**WHAT IS EXPECTED:**
Leave out the images; return the rest of the data exactly.
+++ MATERIALS PROVIDED
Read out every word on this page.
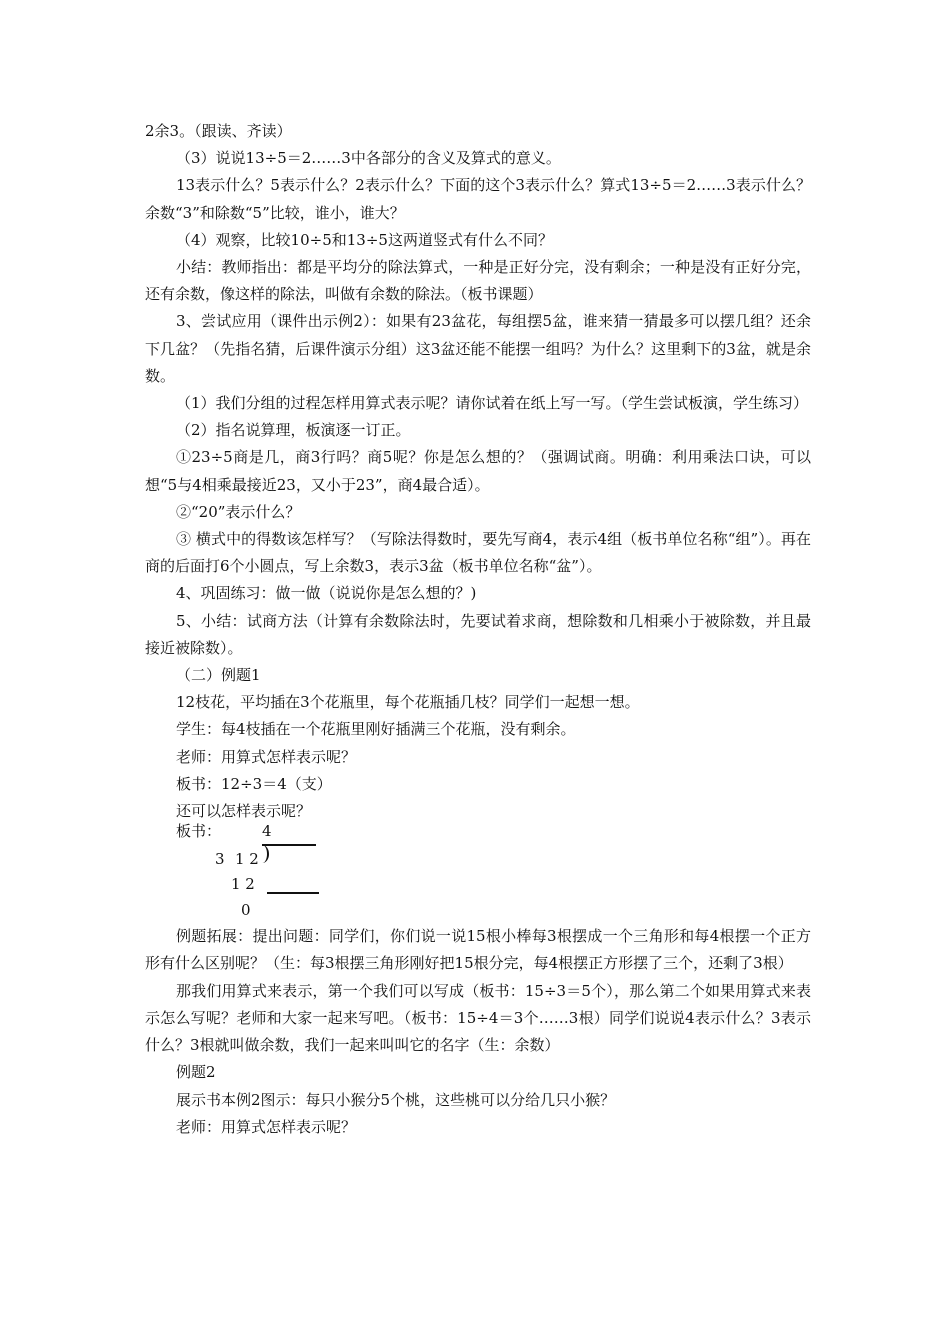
2余3。（跟读、齐读）

（3）说说13÷5＝2……3中各部分的含义及算式的意义。

13表示什么？5表示什么？2表示什么？下面的这个3表示什么？算式13÷5＝2……3表示什么？余数“3”和除数“5”比较，谁小，谁大？

（4）观察，比较10÷5和13÷5这两道竖式有什么不同？

小结：教师指出：都是平均分的除法算式，一种是正好分完，没有剩余；一种是没有正好分完，还有余数，像这样的除法，叫做有余数的除法。（板书课题）

3、尝试应用（课件出示例2）：如果有23盆花，每组摆5盆，谁来猜一猜最多可以摆几组？还余下几盆？（先指名猜，后课件演示分组）这3盆还能不能摆一组吗？为什么？这里剩下的3盆，就是余数。

（1）我们分组的过程怎样用算式表示呢？请你试着在纸上写一写。（学生尝试板演，学生练习）

（2）指名说算理，板演逐一订正。

①23÷5商是几，商3行吗？商5呢？你是怎么想的？（强调试商。明确：利用乘法口诀，可以想“5与4相乘最接近23，又小于23”，商4最合适）。

②“20”表示什么？

③ 横式中的得数该怎样写？（写除法得数时，要先写商4，表示4组（板书单位名称“组”）。再在商的后面打6个小圆点，写上余数3，表示3盆（板书单位名称“盆”）。

4、巩固练习：做一做（说说你是怎么想的？)

5、小结：试商方法（计算有余数除法时，先要试着求商，想除数和几相乘小于被除数，并且最接近被除数）。

（二）例题1

12枝花，平均插在3个花瓶里，每个花瓶插几枝？同学们一起想一想。

学生：每4枝插在一个花瓶里刚好插满三个花瓶，没有剩余。

老师：用算式怎样表示呢？

板书：12÷3＝4（支）

还可以怎样表示呢？

板书：	4
3 1 2
1 2
0

例题拓展：提出问题：同学们，你们说一说15根小棒每3根摆成一个三角形和每4根摆一个正方形有什么区别呢？（生：每3根摆三角形刚好把15根分完，每4根摆正方形摆了三个，还剩了3根）

那我们用算式来表示，第一个我们可以写成（板书：15÷3＝5个），那么第二个如果用算式来表示怎么写呢？老师和大家一起来写吧。（板书：15÷4＝3个……3根）同学们说说4表示什么？3表示什么？3根就叫做余数，我们一起来叫叫它的名字（生：余数）

例题2

展示书本例2图示：每只小猴分5个桃，这些桃可以分给几只小猴？

老师：用算式怎样表示呢？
++++++
**COMPLETED TASK:**
Read out every word on this page.
2余3。（跟读、齐读）

（3）说说13÷5＝2……3中各部分的含义及算式的意义。

13表示什么？5表示什么？2表示什么？下面的这个3表示什么？算式13÷5＝2……3表示什么？余数“3”和除数“5”比较，谁小，谁大？

（4）观察，比较10÷5和13÷5这两道竖式有什么不同？

小结：教师指出：都是平均分的除法算式，一种是正好分完，没有剩余；一种是没有正好分完，还有余数，像这样的除法，叫做有余数的除法。（板书课题）

3、尝试应用（课件出示例2）：如果有23盆花，每组摆5盆，谁来猜一猜最多可以摆几组？还余下几盆？（先指名猜，后课件演示分组）这3盆还能不能摆一组吗？为什么？这里剩下的3盆，就是余数。

（1）我们分组的过程怎样用算式表示呢？请你试着在纸上写一写。（学生尝试板演，学生练习）

（2）指名说算理，板演逐一订正。

①23÷5商是几，商3行吗？商5呢？你是怎么想的？（强调试商。明确：利用乘法口诀，可以想“5与4相乘最接近23，又小于23”，商4最合适）。

②“20”表示什么？

③ 横式中的得数该怎样写？（写除法得数时，要先写商4，表示4组（板书单位名称“组”）。再在商的后面打6个小圆点，写上余数3，表示3盆（板书单位名称“盆”）。

4、巩固练习：做一做（说说你是怎么想的？)

5、小结：试商方法（计算有余数除法时，先要试着求商，想除数和几相乘小于被除数，并且最接近被除数）。

（二）例题1

12枝花，平均插在3个花瓶里，每个花瓶插几枝？同学们一起想一想。

学生：每4枝插在一个花瓶里刚好插满三个花瓶，没有剩余。

老师：用算式怎样表示呢？

板书：12÷3＝4（支）

还可以怎样表示呢？

板书：	4
3 1 2
1 2
0

例题拓展：提出问题：同学们，你们说一说15根小棒每3根摆成一个三角形和每4根摆一个正方形有什么区别呢？（生：每3根摆三角形刚好把15根分完，每4根摆正方形摆了三个，还剩了3根）

那我们用算式来表示，第一个我们可以写成（板书：15÷3＝5个），那么第二个如果用算式来表示怎么写呢？老师和大家一起来写吧。（板书：15÷4＝3个……3根）同学们说说4表示什么？3表示什么？3根就叫做余数，我们一起来叫叫它的名字（生：余数）

例题2

展示书本例2图示：每只小猴分5个桃，这些桃可以分给几只小猴？

老师：用算式怎样表示呢？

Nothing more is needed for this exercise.